Problem to work on
Count how many lines hold the string "Irsiglern". Answer with that number and nothing more.

== == ==

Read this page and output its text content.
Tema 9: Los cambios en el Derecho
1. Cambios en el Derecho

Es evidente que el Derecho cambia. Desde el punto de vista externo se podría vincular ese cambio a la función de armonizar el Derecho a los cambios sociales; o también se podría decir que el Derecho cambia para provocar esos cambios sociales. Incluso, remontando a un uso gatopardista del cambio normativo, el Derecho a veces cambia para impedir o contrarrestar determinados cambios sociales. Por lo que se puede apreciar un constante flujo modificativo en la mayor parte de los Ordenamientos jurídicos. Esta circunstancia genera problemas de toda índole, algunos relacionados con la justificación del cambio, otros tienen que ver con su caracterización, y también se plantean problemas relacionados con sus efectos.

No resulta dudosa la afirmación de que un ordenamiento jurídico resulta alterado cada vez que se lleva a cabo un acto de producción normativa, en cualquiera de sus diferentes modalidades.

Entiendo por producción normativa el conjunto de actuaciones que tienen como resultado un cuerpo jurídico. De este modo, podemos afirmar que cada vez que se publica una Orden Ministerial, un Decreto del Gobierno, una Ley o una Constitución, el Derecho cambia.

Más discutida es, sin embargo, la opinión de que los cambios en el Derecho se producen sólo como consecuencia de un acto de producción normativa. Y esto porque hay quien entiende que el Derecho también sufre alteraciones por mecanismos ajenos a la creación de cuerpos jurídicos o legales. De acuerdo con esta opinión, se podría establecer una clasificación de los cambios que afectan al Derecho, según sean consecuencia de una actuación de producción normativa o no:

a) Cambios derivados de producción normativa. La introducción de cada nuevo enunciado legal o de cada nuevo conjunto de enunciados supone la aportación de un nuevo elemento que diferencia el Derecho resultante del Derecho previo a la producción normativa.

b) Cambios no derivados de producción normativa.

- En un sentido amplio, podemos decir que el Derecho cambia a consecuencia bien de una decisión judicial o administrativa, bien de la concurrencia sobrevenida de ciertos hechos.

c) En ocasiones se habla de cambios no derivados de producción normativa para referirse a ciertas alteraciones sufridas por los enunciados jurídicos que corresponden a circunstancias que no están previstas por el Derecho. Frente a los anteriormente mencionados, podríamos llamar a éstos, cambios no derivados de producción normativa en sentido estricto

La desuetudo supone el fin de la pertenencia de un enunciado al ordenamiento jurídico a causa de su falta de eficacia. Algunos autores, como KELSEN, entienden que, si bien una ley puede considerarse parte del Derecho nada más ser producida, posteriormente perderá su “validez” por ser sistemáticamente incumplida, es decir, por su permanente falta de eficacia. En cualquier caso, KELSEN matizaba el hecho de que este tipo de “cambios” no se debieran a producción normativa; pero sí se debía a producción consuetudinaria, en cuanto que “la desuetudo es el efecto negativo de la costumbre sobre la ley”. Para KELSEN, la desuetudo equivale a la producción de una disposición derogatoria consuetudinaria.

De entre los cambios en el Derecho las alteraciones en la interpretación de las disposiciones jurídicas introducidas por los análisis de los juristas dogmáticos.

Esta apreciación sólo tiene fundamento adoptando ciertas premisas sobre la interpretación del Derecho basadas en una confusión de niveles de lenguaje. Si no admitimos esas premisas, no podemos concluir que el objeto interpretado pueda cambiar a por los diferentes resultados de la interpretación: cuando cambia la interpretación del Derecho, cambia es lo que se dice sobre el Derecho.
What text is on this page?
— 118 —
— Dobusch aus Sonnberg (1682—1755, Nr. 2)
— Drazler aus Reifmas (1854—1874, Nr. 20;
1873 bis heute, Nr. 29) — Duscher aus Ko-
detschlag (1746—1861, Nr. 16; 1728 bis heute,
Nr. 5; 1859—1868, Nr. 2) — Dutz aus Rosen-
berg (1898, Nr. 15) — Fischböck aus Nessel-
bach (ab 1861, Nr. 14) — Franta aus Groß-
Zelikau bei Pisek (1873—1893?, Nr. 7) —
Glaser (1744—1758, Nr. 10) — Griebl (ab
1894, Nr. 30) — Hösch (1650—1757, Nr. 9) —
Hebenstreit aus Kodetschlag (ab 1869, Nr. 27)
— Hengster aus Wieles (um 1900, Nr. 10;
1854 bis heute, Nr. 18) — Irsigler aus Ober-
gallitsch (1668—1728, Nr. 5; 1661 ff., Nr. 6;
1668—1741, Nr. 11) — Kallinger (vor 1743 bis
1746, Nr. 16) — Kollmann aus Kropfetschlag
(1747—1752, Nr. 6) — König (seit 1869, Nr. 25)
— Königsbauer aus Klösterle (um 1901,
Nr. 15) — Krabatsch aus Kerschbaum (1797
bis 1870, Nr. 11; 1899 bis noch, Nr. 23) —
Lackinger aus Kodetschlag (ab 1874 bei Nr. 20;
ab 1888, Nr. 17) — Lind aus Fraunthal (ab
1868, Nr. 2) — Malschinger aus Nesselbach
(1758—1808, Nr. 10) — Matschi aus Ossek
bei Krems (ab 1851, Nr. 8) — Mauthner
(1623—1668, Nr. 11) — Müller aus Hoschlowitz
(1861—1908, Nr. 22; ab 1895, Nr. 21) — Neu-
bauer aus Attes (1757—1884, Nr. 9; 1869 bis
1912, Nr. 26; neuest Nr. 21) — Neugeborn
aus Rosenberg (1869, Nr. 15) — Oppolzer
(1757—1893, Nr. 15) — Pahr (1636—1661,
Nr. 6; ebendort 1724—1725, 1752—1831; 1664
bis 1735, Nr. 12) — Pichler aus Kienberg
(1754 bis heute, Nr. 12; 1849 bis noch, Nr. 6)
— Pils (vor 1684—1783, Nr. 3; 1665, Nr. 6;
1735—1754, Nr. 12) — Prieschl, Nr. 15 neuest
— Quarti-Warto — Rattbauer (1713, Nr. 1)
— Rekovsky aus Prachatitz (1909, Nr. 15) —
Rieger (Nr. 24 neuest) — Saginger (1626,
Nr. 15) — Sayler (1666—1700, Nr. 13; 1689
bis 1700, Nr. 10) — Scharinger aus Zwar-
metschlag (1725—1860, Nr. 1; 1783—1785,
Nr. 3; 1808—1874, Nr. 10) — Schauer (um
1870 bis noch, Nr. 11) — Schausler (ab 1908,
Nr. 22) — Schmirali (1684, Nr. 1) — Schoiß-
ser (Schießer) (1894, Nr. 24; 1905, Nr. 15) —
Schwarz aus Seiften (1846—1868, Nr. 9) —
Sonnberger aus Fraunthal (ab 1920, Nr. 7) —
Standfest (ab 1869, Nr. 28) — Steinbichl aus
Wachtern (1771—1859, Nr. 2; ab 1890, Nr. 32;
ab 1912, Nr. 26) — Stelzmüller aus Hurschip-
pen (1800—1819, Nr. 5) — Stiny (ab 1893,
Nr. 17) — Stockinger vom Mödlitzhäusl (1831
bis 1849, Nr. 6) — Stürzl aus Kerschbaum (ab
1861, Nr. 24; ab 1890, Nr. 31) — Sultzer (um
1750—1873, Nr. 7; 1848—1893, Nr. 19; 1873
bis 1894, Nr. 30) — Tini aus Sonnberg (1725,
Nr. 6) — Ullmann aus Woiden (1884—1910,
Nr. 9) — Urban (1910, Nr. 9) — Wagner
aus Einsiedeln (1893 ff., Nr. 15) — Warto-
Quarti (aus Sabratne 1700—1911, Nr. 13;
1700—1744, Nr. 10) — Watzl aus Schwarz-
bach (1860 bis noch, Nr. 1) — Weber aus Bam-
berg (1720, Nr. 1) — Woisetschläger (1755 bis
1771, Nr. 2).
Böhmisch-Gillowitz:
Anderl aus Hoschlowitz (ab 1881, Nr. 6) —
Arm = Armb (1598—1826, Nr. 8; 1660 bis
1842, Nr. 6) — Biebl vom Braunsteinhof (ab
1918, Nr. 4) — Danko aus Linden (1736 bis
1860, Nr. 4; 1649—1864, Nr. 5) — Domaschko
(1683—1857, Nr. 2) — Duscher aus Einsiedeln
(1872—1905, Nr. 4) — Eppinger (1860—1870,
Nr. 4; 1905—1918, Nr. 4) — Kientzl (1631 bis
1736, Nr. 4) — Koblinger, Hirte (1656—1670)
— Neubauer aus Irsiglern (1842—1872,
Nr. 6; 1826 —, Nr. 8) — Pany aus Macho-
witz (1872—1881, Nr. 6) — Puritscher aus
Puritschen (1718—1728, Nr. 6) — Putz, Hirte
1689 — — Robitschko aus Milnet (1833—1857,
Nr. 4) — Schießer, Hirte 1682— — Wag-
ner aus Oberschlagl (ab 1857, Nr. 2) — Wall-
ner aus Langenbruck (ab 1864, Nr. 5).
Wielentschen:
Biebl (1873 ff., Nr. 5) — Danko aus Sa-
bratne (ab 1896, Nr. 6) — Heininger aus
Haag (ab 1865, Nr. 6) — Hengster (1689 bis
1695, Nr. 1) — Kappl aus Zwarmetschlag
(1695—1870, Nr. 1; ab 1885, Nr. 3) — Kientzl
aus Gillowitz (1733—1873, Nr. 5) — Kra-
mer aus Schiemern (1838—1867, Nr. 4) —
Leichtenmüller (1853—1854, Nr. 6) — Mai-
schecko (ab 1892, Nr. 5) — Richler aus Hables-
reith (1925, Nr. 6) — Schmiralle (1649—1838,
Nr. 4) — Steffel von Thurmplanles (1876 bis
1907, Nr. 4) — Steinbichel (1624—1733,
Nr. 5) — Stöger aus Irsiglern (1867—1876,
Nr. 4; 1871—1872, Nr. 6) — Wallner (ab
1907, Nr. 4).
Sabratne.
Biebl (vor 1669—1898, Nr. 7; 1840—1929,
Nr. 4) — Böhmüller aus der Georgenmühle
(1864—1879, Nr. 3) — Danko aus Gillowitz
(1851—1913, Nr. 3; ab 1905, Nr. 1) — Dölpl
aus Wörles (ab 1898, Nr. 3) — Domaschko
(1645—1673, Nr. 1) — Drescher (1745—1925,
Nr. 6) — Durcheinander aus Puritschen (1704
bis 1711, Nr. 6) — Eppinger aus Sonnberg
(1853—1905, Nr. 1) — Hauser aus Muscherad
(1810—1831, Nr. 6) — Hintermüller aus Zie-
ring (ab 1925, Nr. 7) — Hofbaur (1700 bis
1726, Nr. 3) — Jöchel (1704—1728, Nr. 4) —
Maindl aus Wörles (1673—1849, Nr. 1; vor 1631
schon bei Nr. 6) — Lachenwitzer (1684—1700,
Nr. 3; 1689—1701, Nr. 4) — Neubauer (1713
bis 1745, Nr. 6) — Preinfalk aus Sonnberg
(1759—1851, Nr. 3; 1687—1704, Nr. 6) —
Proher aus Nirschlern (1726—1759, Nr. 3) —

== == ==

Answer to this task
2